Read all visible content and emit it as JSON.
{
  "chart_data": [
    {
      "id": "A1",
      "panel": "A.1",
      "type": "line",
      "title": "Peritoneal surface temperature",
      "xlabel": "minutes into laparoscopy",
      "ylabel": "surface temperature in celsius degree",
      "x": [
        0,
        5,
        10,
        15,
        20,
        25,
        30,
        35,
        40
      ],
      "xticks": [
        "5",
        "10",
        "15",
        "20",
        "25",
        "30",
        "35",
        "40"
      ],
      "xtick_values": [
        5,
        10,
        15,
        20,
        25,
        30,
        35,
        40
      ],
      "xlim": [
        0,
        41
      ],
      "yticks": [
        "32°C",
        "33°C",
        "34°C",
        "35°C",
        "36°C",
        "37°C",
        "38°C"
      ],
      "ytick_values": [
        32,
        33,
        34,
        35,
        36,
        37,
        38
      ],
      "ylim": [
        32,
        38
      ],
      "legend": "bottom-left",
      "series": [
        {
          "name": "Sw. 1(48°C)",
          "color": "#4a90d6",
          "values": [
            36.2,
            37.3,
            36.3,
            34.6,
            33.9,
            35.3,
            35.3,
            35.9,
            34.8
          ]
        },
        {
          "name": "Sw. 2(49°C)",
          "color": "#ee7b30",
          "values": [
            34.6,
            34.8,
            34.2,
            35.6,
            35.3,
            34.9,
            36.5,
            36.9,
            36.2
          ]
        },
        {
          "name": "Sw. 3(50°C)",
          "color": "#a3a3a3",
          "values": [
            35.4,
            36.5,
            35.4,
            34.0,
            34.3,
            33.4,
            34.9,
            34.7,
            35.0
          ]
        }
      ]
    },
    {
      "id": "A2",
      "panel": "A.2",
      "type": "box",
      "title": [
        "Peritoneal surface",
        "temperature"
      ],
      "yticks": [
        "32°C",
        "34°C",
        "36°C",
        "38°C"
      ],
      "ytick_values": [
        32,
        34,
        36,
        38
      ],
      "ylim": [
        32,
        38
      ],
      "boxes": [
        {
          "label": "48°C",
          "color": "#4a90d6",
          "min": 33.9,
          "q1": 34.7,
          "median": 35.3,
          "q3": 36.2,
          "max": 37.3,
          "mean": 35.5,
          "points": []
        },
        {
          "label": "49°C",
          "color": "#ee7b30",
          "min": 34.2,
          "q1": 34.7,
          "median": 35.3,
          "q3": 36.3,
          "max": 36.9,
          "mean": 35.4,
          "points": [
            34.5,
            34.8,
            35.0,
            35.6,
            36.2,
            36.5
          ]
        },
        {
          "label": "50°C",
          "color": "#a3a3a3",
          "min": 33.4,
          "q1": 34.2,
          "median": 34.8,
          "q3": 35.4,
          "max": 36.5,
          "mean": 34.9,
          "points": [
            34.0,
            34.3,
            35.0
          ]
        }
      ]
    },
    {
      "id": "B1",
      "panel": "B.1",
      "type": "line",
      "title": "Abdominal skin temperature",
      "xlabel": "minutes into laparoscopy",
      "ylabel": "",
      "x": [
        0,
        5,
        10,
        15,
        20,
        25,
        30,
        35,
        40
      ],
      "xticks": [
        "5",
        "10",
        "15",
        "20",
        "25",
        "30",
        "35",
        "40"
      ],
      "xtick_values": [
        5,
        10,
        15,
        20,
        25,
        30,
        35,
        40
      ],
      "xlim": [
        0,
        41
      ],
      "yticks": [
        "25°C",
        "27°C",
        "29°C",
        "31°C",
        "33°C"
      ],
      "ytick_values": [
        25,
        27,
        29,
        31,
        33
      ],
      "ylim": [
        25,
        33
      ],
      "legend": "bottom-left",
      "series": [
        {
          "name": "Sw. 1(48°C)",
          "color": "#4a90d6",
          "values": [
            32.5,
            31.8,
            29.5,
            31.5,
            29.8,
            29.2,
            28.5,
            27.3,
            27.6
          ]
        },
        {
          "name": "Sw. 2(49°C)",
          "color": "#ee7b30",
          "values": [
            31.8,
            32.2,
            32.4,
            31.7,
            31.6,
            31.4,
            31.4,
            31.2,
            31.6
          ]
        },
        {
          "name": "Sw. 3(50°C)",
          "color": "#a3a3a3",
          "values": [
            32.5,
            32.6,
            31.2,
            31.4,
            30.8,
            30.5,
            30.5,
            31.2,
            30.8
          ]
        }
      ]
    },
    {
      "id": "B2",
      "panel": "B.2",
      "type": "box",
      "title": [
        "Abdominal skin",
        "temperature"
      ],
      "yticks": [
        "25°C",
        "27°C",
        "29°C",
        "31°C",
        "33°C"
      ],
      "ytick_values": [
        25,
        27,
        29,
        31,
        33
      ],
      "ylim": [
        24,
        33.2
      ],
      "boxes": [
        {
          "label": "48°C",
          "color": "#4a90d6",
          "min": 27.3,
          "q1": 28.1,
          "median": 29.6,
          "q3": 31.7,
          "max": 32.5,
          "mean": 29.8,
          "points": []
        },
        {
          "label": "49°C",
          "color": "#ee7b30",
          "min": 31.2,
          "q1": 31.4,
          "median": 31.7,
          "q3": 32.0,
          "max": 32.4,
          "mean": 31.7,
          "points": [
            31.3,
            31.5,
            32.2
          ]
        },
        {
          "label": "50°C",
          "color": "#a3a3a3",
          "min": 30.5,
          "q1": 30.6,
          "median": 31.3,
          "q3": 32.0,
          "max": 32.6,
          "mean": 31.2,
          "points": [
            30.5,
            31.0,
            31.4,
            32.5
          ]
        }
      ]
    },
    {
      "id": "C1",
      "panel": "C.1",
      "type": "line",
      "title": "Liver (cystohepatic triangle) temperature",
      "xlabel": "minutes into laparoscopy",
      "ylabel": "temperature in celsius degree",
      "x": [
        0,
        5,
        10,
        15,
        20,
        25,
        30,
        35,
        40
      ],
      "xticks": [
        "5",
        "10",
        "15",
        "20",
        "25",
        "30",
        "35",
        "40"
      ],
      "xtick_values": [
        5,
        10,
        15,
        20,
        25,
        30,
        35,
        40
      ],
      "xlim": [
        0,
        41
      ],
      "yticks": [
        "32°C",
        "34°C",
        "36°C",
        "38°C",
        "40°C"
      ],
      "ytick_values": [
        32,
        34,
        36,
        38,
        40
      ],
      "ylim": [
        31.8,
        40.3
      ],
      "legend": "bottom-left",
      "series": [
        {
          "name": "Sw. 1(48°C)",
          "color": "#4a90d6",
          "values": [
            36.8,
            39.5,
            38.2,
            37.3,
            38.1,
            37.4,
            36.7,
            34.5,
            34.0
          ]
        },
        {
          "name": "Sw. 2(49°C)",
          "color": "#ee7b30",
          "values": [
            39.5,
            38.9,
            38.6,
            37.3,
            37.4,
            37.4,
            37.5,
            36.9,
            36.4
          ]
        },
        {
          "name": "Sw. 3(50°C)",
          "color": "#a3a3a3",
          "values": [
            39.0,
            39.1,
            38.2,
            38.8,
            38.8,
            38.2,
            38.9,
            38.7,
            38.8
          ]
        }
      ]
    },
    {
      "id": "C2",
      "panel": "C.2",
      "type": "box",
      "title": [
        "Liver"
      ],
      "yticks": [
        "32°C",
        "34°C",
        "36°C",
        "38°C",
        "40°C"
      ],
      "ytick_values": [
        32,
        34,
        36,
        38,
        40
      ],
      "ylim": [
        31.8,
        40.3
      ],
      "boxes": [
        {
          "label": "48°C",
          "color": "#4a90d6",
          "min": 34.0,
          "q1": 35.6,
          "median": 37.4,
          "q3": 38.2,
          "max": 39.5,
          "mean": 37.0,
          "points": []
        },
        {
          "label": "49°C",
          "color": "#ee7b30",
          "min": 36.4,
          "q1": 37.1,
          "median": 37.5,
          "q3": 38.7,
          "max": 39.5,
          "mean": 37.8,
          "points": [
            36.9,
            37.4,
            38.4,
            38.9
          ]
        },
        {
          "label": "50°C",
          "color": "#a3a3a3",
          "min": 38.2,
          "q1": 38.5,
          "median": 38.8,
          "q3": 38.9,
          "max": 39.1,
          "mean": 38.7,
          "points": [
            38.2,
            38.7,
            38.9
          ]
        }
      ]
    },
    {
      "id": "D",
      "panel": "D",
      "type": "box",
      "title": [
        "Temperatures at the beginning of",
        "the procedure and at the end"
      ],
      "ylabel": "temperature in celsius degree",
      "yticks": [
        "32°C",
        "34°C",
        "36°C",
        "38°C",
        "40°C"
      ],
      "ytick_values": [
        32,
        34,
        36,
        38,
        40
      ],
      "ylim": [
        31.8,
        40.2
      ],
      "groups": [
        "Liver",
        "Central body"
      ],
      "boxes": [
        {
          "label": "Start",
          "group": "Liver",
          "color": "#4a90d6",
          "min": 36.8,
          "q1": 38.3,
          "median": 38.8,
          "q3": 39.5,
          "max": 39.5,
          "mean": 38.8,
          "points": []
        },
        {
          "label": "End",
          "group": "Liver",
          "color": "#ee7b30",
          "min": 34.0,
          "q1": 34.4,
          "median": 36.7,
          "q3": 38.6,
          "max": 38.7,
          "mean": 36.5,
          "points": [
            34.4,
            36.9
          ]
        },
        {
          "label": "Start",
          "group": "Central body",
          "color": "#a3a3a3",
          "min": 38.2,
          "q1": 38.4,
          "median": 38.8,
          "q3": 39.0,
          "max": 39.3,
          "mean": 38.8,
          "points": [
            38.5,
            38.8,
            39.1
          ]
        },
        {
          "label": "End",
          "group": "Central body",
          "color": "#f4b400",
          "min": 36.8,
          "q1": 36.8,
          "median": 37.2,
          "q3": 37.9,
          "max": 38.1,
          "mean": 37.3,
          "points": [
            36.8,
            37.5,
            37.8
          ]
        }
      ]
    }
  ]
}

▶ Given task: From the listing above, collect every line that mentions the word "Peritoneal".

▶ Exercise output:
      "title": "Peritoneal surface temperature",
        "Peritoneal surface",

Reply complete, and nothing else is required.